EXERCISE GOAL
Go through the records and show each line where the word "Load" occurs.

Items listed in a dataset
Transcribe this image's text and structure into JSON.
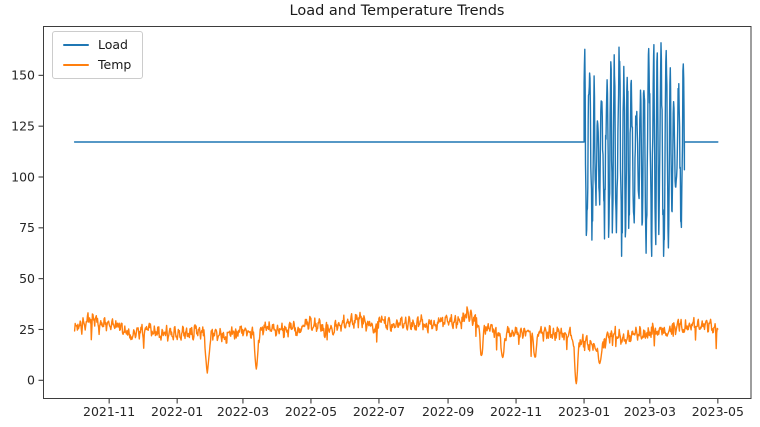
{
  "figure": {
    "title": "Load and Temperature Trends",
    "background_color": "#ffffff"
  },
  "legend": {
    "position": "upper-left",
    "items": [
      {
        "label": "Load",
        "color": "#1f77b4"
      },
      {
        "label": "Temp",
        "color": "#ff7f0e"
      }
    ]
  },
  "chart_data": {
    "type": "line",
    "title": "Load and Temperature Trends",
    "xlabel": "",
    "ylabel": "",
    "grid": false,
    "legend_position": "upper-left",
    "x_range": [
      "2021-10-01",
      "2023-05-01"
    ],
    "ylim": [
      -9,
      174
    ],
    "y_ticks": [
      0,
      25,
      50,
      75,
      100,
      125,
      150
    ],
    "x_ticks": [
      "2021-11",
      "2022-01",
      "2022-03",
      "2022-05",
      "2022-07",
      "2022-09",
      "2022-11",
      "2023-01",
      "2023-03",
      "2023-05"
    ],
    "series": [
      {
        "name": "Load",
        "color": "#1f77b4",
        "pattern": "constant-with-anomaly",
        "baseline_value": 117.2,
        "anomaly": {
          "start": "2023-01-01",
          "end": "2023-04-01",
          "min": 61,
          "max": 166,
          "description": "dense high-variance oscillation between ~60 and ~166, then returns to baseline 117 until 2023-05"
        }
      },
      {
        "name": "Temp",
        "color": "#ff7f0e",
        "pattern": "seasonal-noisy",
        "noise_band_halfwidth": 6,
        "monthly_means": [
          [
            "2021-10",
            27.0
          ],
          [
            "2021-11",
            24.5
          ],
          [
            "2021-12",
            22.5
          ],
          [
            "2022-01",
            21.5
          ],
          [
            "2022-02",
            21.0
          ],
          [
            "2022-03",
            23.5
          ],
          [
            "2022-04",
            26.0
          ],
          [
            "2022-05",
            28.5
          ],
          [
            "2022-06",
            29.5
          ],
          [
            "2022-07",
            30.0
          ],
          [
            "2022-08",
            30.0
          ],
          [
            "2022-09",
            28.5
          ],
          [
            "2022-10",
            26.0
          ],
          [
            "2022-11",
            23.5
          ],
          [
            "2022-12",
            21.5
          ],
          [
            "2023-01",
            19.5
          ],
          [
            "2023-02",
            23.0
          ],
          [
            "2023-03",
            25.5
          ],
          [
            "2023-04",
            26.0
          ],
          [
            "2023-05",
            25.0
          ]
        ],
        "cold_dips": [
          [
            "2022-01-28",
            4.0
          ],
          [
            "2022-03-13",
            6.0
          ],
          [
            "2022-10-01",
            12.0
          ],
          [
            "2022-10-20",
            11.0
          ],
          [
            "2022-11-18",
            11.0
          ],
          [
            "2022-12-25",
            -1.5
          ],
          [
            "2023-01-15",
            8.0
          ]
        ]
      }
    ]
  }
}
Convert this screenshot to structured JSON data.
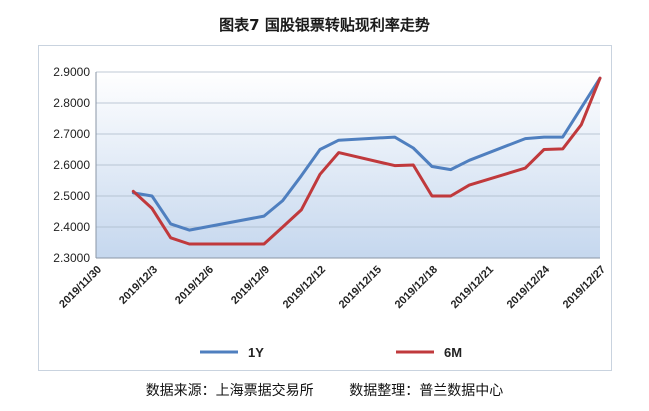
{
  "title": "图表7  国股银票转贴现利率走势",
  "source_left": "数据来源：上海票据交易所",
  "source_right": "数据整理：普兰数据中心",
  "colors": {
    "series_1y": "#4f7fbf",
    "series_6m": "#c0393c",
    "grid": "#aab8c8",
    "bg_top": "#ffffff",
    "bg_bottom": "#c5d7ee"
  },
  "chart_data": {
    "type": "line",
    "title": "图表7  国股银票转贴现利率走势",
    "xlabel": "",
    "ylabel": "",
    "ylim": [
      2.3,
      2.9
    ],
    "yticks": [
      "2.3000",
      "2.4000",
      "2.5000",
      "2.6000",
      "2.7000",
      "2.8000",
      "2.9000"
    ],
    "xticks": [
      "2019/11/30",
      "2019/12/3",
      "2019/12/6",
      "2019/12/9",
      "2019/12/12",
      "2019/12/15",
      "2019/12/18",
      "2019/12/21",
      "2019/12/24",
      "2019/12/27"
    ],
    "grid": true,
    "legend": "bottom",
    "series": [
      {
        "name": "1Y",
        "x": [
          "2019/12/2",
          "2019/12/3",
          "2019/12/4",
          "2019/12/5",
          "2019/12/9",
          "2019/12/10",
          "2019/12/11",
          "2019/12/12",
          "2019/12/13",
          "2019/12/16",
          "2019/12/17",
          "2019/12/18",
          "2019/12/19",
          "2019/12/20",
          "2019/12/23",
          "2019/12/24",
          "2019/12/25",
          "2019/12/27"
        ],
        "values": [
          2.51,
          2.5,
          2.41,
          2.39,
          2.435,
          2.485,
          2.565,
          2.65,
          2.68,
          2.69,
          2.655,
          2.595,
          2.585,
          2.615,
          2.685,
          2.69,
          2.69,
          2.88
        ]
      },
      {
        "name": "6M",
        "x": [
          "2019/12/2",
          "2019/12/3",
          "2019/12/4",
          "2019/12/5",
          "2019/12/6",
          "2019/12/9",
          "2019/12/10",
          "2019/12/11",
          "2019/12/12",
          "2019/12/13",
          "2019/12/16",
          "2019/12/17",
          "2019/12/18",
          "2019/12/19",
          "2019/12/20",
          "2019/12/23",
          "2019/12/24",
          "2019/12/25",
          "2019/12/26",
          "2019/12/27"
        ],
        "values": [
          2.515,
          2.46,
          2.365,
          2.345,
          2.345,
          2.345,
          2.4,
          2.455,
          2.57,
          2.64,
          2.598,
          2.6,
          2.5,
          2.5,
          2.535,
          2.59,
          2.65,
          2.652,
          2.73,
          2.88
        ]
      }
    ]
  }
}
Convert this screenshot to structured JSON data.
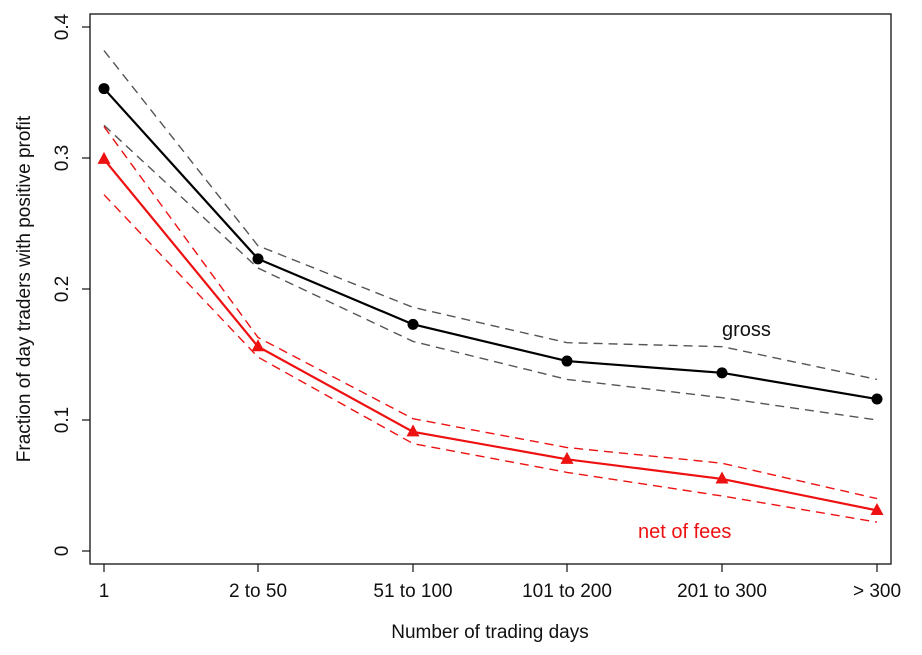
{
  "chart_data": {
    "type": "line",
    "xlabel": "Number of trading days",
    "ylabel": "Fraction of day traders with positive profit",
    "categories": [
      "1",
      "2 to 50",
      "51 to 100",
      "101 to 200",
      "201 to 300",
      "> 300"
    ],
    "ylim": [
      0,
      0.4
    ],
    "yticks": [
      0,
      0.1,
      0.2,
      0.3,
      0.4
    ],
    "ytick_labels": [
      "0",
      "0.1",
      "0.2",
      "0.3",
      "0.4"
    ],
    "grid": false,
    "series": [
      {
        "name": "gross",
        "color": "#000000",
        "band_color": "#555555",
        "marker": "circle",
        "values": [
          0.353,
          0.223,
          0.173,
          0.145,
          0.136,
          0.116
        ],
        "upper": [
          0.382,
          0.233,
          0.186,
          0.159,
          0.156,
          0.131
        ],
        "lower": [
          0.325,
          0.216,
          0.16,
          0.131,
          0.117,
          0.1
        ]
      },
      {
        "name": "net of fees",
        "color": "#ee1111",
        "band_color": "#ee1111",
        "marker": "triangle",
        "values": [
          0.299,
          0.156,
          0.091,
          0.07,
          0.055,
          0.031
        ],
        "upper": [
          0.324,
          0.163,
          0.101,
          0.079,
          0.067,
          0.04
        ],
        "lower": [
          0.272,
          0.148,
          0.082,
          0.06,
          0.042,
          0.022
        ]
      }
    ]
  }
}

WRITTEN ANSWER
    "title": "Load and Temperature Trends",
        "label": "Load",
    "title": "Load and Temperature Trends",
        "name": "Load",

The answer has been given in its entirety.